--- Begin Data entries ---

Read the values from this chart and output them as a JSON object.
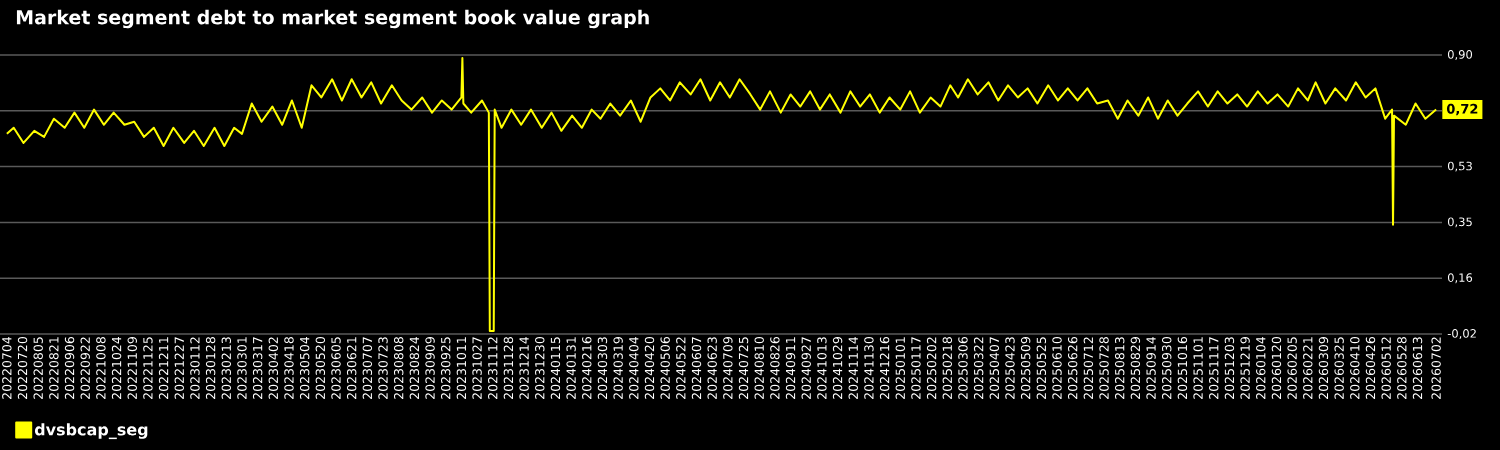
{
  "chart_data": {
    "type": "line",
    "title": "Market segment debt to market segment book value graph",
    "xlim": [
      "2022-06-27",
      "2026-07-08"
    ],
    "ylim": [
      -0.02,
      0.9
    ],
    "xticks": [
      {
        "value": "2022-07-04",
        "label": "20220704"
      },
      {
        "value": "2022-07-20",
        "label": "20220720"
      },
      {
        "value": "2022-08-05",
        "label": "20220805"
      },
      {
        "value": "2022-08-21",
        "label": "20220821"
      },
      {
        "value": "2022-09-06",
        "label": "20220906"
      },
      {
        "value": "2022-09-22",
        "label": "20220922"
      },
      {
        "value": "2022-10-08",
        "label": "20221008"
      },
      {
        "value": "2022-10-24",
        "label": "20221024"
      },
      {
        "value": "2022-11-09",
        "label": "20221109"
      },
      {
        "value": "2022-11-25",
        "label": "20221125"
      },
      {
        "value": "2022-12-11",
        "label": "20221211"
      },
      {
        "value": "2022-12-27",
        "label": "20221227"
      },
      {
        "value": "2023-01-12",
        "label": "20230112"
      },
      {
        "value": "2023-01-28",
        "label": "20230128"
      },
      {
        "value": "2023-02-13",
        "label": "20230213"
      },
      {
        "value": "2023-03-01",
        "label": "20230301"
      },
      {
        "value": "2023-03-17",
        "label": "20230317"
      },
      {
        "value": "2023-04-02",
        "label": "20230402"
      },
      {
        "value": "2023-04-18",
        "label": "20230418"
      },
      {
        "value": "2023-05-04",
        "label": "20230504"
      },
      {
        "value": "2023-05-20",
        "label": "20230520"
      },
      {
        "value": "2023-06-05",
        "label": "20230605"
      },
      {
        "value": "2023-06-21",
        "label": "20230621"
      },
      {
        "value": "2023-07-07",
        "label": "20230707"
      },
      {
        "value": "2023-07-23",
        "label": "20230723"
      },
      {
        "value": "2023-08-08",
        "label": "20230808"
      },
      {
        "value": "2023-08-24",
        "label": "20230824"
      },
      {
        "value": "2023-09-09",
        "label": "20230909"
      },
      {
        "value": "2023-09-25",
        "label": "20230925"
      },
      {
        "value": "2023-10-11",
        "label": "20231011"
      },
      {
        "value": "2023-10-27",
        "label": "20231027"
      },
      {
        "value": "2023-11-12",
        "label": "20231112"
      },
      {
        "value": "2023-11-28",
        "label": "20231128"
      },
      {
        "value": "2023-12-14",
        "label": "20231214"
      },
      {
        "value": "2023-12-30",
        "label": "20231230"
      },
      {
        "value": "2024-01-15",
        "label": "20240115"
      },
      {
        "value": "2024-01-31",
        "label": "20240131"
      },
      {
        "value": "2024-02-16",
        "label": "20240216"
      },
      {
        "value": "2024-03-03",
        "label": "20240303"
      },
      {
        "value": "2024-03-19",
        "label": "20240319"
      },
      {
        "value": "2024-04-04",
        "label": "20240404"
      },
      {
        "value": "2024-04-20",
        "label": "20240420"
      },
      {
        "value": "2024-05-06",
        "label": "20240506"
      },
      {
        "value": "2024-05-22",
        "label": "20240522"
      },
      {
        "value": "2024-06-07",
        "label": "20240607"
      },
      {
        "value": "2024-06-23",
        "label": "20240623"
      },
      {
        "value": "2024-07-09",
        "label": "20240709"
      },
      {
        "value": "2024-07-25",
        "label": "20240725"
      },
      {
        "value": "2024-08-10",
        "label": "20240810"
      },
      {
        "value": "2024-08-26",
        "label": "20240826"
      },
      {
        "value": "2024-09-11",
        "label": "20240911"
      },
      {
        "value": "2024-09-27",
        "label": "20240927"
      },
      {
        "value": "2024-10-13",
        "label": "20241013"
      },
      {
        "value": "2024-10-29",
        "label": "20241029"
      },
      {
        "value": "2024-11-14",
        "label": "20241114"
      },
      {
        "value": "2024-11-30",
        "label": "20241130"
      },
      {
        "value": "2024-12-16",
        "label": "20241216"
      },
      {
        "value": "2025-01-01",
        "label": "20250101"
      },
      {
        "value": "2025-01-17",
        "label": "20250117"
      },
      {
        "value": "2025-02-02",
        "label": "20250202"
      },
      {
        "value": "2025-02-18",
        "label": "20250218"
      },
      {
        "value": "2025-03-06",
        "label": "20250306"
      },
      {
        "value": "2025-03-22",
        "label": "20250322"
      },
      {
        "value": "2025-04-07",
        "label": "20250407"
      },
      {
        "value": "2025-04-23",
        "label": "20250423"
      },
      {
        "value": "2025-05-09",
        "label": "20250509"
      },
      {
        "value": "2025-05-25",
        "label": "20250525"
      },
      {
        "value": "2025-06-10",
        "label": "20250610"
      },
      {
        "value": "2025-06-26",
        "label": "20250626"
      },
      {
        "value": "2025-07-12",
        "label": "20250712"
      },
      {
        "value": "2025-07-28",
        "label": "20250728"
      },
      {
        "value": "2025-08-13",
        "label": "20250813"
      },
      {
        "value": "2025-08-29",
        "label": "20250829"
      },
      {
        "value": "2025-09-14",
        "label": "20250914"
      },
      {
        "value": "2025-09-30",
        "label": "20250930"
      },
      {
        "value": "2025-10-16",
        "label": "20251016"
      },
      {
        "value": "2025-11-01",
        "label": "20251101"
      },
      {
        "value": "2025-11-17",
        "label": "20251117"
      },
      {
        "value": "2025-12-03",
        "label": "20251203"
      },
      {
        "value": "2025-12-19",
        "label": "20251219"
      },
      {
        "value": "2026-01-04",
        "label": "20260104"
      },
      {
        "value": "2026-01-20",
        "label": "20260120"
      },
      {
        "value": "2026-02-05",
        "label": "20260205"
      },
      {
        "value": "2026-02-21",
        "label": "20260221"
      },
      {
        "value": "2026-03-09",
        "label": "20260309"
      },
      {
        "value": "2026-03-25",
        "label": "20260325"
      },
      {
        "value": "2026-04-10",
        "label": "20260410"
      },
      {
        "value": "2026-04-26",
        "label": "20260426"
      },
      {
        "value": "2026-05-12",
        "label": "20260512"
      },
      {
        "value": "2026-05-28",
        "label": "20260528"
      },
      {
        "value": "2026-06-13",
        "label": "20260613"
      },
      {
        "value": "2026-07-02",
        "label": "20260702"
      }
    ],
    "yticks": [
      {
        "value": -0.02,
        "label": "-0,02"
      },
      {
        "value": 0.164,
        "label": "0,16"
      },
      {
        "value": 0.348,
        "label": "0,35"
      },
      {
        "value": 0.532,
        "label": "0,53"
      },
      {
        "value": 0.716,
        "label": null
      },
      {
        "value": 0.9,
        "label": "0,90"
      }
    ],
    "grid": "y",
    "legend": "bottom left",
    "annotations": [
      {
        "text": "0,72",
        "x": "2026-07-02",
        "y": 0.72
      }
    ],
    "series": [
      {
        "name": "dvsbcap_seg",
        "color": "#ffff00",
        "x": [
          "2022-07-04",
          "2022-07-11",
          "2022-07-21",
          "2022-08-01",
          "2022-08-11",
          "2022-08-21",
          "2022-09-01",
          "2022-09-11",
          "2022-09-21",
          "2022-10-01",
          "2022-10-11",
          "2022-10-21",
          "2022-11-01",
          "2022-11-11",
          "2022-11-21",
          "2022-12-01",
          "2022-12-11",
          "2022-12-21",
          "2023-01-01",
          "2023-01-11",
          "2023-01-21",
          "2023-02-01",
          "2023-02-11",
          "2023-02-21",
          "2023-03-01",
          "2023-03-11",
          "2023-03-21",
          "2023-04-01",
          "2023-04-11",
          "2023-04-21",
          "2023-05-01",
          "2023-05-11",
          "2023-05-21",
          "2023-06-01",
          "2023-06-11",
          "2023-06-21",
          "2023-07-01",
          "2023-07-11",
          "2023-07-21",
          "2023-08-01",
          "2023-08-11",
          "2023-08-21",
          "2023-09-01",
          "2023-09-11",
          "2023-09-21",
          "2023-10-01",
          "2023-10-11",
          "2023-10-12",
          "2023-10-13",
          "2023-10-21",
          "2023-11-01",
          "2023-11-08",
          "2023-11-09",
          "2023-11-13",
          "2023-11-14",
          "2023-11-21",
          "2023-12-01",
          "2023-12-11",
          "2023-12-21",
          "2024-01-01",
          "2024-01-11",
          "2024-01-21",
          "2024-02-01",
          "2024-02-11",
          "2024-02-21",
          "2024-03-01",
          "2024-03-11",
          "2024-03-21",
          "2024-04-01",
          "2024-04-11",
          "2024-04-21",
          "2024-05-01",
          "2024-05-11",
          "2024-05-21",
          "2024-06-01",
          "2024-06-11",
          "2024-06-21",
          "2024-07-01",
          "2024-07-11",
          "2024-07-21",
          "2024-08-01",
          "2024-08-11",
          "2024-08-21",
          "2024-09-01",
          "2024-09-11",
          "2024-09-21",
          "2024-10-01",
          "2024-10-11",
          "2024-10-21",
          "2024-11-01",
          "2024-11-11",
          "2024-11-21",
          "2024-12-01",
          "2024-12-11",
          "2024-12-21",
          "2025-01-01",
          "2025-01-11",
          "2025-01-21",
          "2025-02-01",
          "2025-02-11",
          "2025-02-21",
          "2025-03-01",
          "2025-03-11",
          "2025-03-21",
          "2025-04-01",
          "2025-04-11",
          "2025-04-21",
          "2025-05-01",
          "2025-05-11",
          "2025-05-21",
          "2025-06-01",
          "2025-06-11",
          "2025-06-21",
          "2025-07-01",
          "2025-07-11",
          "2025-07-21",
          "2025-08-01",
          "2025-08-11",
          "2025-08-21",
          "2025-09-01",
          "2025-09-11",
          "2025-09-21",
          "2025-10-01",
          "2025-10-11",
          "2025-10-21",
          "2025-11-01",
          "2025-11-11",
          "2025-11-21",
          "2025-12-01",
          "2025-12-11",
          "2025-12-21",
          "2026-01-01",
          "2026-01-11",
          "2026-01-21",
          "2026-02-01",
          "2026-02-11",
          "2026-02-21",
          "2026-03-01",
          "2026-03-11",
          "2026-03-21",
          "2026-04-01",
          "2026-04-11",
          "2026-04-21",
          "2026-05-01",
          "2026-05-11",
          "2026-05-18",
          "2026-05-19",
          "2026-05-20",
          "2026-06-01",
          "2026-06-11",
          "2026-06-21",
          "2026-07-02"
        ],
        "values": [
          0.64,
          0.66,
          0.61,
          0.65,
          0.63,
          0.69,
          0.66,
          0.71,
          0.66,
          0.72,
          0.67,
          0.71,
          0.67,
          0.68,
          0.63,
          0.66,
          0.6,
          0.66,
          0.61,
          0.65,
          0.6,
          0.66,
          0.6,
          0.66,
          0.64,
          0.74,
          0.68,
          0.73,
          0.67,
          0.75,
          0.66,
          0.8,
          0.76,
          0.82,
          0.75,
          0.82,
          0.76,
          0.81,
          0.74,
          0.8,
          0.75,
          0.72,
          0.76,
          0.71,
          0.75,
          0.72,
          0.76,
          0.89,
          0.74,
          0.71,
          0.75,
          0.71,
          -0.01,
          -0.01,
          0.72,
          0.66,
          0.72,
          0.67,
          0.72,
          0.66,
          0.71,
          0.65,
          0.7,
          0.66,
          0.72,
          0.69,
          0.74,
          0.7,
          0.75,
          0.68,
          0.76,
          0.79,
          0.75,
          0.81,
          0.77,
          0.82,
          0.75,
          0.81,
          0.76,
          0.82,
          0.77,
          0.72,
          0.78,
          0.71,
          0.77,
          0.73,
          0.78,
          0.72,
          0.77,
          0.71,
          0.78,
          0.73,
          0.77,
          0.71,
          0.76,
          0.72,
          0.78,
          0.71,
          0.76,
          0.73,
          0.8,
          0.76,
          0.82,
          0.77,
          0.81,
          0.75,
          0.8,
          0.76,
          0.79,
          0.74,
          0.8,
          0.75,
          0.79,
          0.75,
          0.79,
          0.74,
          0.75,
          0.69,
          0.75,
          0.7,
          0.76,
          0.69,
          0.75,
          0.7,
          0.74,
          0.78,
          0.73,
          0.78,
          0.74,
          0.77,
          0.73,
          0.78,
          0.74,
          0.77,
          0.73,
          0.79,
          0.75,
          0.81,
          0.74,
          0.79,
          0.75,
          0.81,
          0.76,
          0.79,
          0.69,
          0.72,
          0.34,
          0.7,
          0.67,
          0.74,
          0.69,
          0.72
        ]
      }
    ]
  }
}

--- End Data entries ---

▸ Set problem
Take every line containing the word "values" and copy it.

▸ Solution for this problem
Read the values from this chart and output them as a JSON object.
        "values": [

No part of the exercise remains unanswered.